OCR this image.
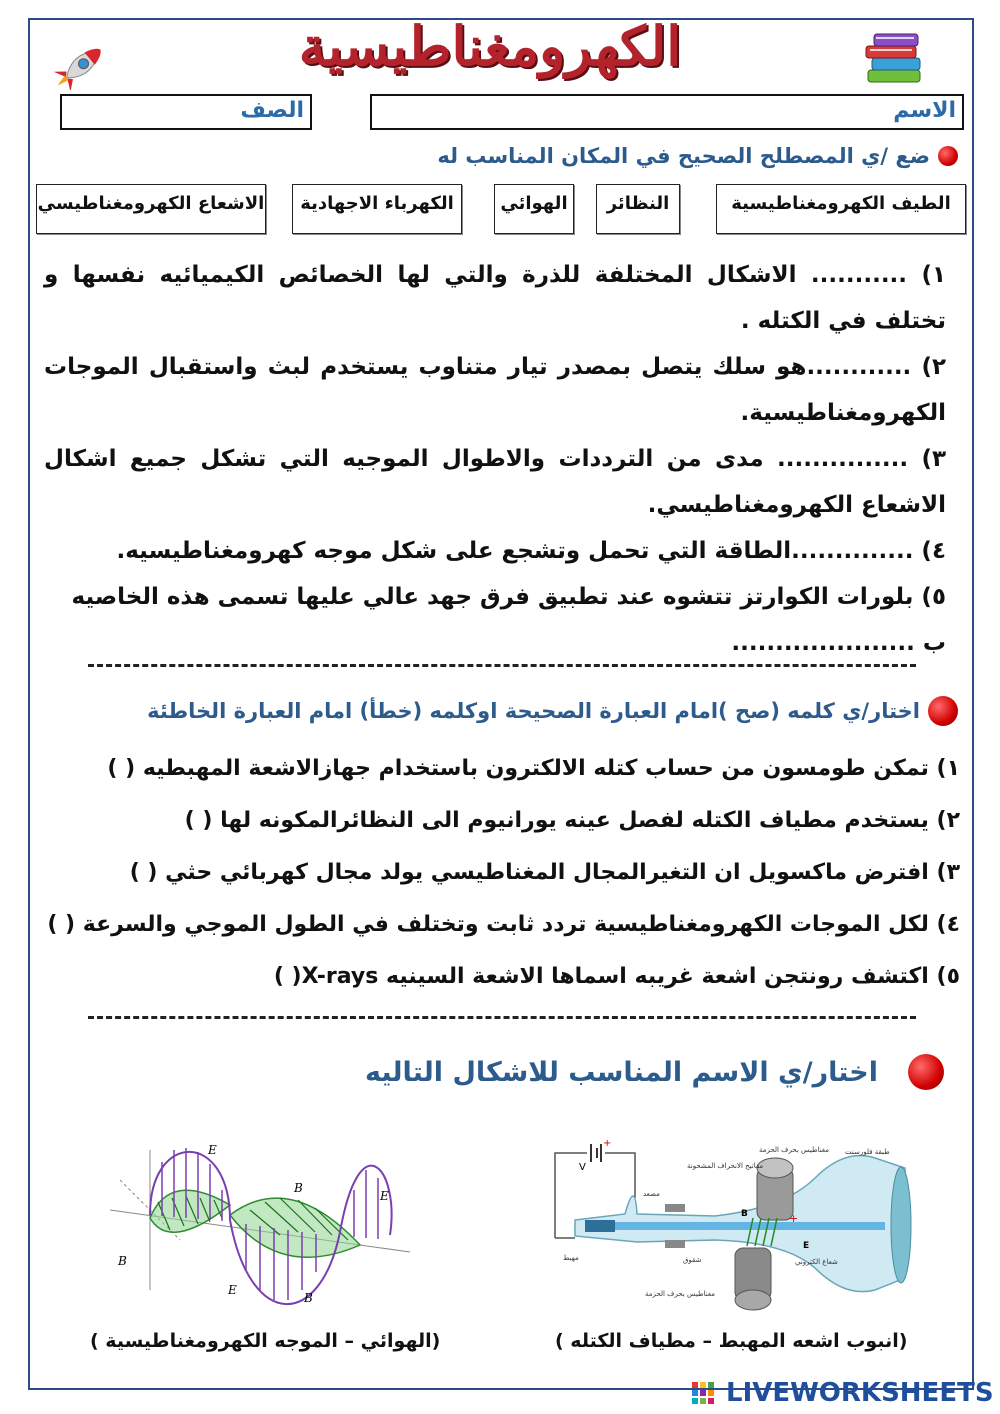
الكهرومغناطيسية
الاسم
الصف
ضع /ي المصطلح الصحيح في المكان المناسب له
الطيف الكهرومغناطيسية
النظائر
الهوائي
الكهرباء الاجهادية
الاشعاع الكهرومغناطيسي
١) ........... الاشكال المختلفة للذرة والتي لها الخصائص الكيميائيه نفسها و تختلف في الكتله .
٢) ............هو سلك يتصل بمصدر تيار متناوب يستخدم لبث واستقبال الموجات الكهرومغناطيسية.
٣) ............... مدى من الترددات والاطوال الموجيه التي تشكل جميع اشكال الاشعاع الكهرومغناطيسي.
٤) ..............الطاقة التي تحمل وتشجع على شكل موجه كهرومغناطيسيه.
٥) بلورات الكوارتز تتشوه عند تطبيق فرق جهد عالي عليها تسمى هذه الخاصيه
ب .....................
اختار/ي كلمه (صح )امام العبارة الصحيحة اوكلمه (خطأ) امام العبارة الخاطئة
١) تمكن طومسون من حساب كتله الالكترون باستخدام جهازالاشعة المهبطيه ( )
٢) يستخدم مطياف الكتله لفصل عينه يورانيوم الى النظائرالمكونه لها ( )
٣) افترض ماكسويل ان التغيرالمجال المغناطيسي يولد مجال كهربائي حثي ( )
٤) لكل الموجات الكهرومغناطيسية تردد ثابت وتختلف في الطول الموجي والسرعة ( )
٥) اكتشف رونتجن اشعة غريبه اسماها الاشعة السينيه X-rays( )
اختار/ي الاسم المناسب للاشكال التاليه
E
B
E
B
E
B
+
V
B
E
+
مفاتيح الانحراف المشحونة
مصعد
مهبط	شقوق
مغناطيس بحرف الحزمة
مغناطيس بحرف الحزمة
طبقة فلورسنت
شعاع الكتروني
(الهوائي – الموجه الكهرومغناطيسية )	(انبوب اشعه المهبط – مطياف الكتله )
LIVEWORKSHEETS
----
__Problem to work on__. Copy every line of the listing containing the string "اختار".

__Task response__.
اختار/ي كلمه (صح )امام العبارة الصحيحة اوكلمه (خطأ) امام العبارة الخاطئة
اختار/ي الاسم المناسب للاشكال التاليه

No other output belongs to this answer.